GIVEN REQUEST » Return all lines with the word "this" in them.

+---+

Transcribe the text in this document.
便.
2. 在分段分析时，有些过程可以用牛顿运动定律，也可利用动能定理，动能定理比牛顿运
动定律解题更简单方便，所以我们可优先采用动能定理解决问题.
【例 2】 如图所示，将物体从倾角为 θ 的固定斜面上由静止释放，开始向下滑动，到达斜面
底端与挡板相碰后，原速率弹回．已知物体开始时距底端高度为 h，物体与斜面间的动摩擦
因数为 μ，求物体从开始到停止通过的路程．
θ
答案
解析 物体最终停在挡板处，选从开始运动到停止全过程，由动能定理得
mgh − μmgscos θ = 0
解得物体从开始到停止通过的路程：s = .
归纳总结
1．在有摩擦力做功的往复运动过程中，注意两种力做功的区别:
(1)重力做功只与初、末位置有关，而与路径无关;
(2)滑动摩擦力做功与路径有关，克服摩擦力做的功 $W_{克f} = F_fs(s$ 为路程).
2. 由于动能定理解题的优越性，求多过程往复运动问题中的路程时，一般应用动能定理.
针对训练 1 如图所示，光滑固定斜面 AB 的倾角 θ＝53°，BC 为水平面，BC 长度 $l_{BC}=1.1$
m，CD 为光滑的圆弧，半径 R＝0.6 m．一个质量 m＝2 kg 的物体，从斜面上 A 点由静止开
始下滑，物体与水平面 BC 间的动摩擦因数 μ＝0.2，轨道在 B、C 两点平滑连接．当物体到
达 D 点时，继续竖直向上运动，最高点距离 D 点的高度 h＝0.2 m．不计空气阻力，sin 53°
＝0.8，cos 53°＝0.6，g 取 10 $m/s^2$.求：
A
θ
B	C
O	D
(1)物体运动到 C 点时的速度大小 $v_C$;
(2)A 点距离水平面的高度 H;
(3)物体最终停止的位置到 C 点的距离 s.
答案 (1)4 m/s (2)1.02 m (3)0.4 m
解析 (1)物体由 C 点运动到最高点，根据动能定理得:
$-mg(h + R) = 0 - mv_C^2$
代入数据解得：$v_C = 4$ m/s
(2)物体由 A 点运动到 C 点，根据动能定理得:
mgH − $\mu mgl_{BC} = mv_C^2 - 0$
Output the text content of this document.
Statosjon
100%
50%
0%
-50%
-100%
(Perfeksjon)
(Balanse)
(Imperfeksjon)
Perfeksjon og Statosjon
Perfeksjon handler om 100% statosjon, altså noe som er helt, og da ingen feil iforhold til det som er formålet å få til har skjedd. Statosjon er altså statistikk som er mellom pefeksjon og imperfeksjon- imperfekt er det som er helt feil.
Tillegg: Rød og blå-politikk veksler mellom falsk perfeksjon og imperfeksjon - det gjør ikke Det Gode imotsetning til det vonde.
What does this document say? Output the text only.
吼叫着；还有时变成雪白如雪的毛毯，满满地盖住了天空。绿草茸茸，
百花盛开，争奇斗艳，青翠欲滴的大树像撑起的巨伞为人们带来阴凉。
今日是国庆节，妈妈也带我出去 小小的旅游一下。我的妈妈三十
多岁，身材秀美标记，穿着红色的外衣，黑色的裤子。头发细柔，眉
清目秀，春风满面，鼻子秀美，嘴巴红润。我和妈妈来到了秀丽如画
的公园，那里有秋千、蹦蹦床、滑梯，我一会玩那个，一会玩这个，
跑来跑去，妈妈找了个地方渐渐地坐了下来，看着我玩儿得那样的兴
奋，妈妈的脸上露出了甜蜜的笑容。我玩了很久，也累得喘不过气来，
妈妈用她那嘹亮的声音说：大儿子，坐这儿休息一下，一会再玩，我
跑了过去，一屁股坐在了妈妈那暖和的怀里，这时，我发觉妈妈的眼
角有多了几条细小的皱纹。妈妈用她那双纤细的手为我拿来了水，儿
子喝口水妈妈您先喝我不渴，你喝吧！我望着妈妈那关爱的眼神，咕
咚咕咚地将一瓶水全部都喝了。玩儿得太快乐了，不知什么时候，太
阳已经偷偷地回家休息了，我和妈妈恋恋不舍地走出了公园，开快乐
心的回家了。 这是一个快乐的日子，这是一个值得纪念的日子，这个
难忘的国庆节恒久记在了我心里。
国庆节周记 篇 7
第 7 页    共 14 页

+---+

TASK OUTPUT »
Transcribe the text in this document.
Output the text content of this document.
What does this document say? Output the text only.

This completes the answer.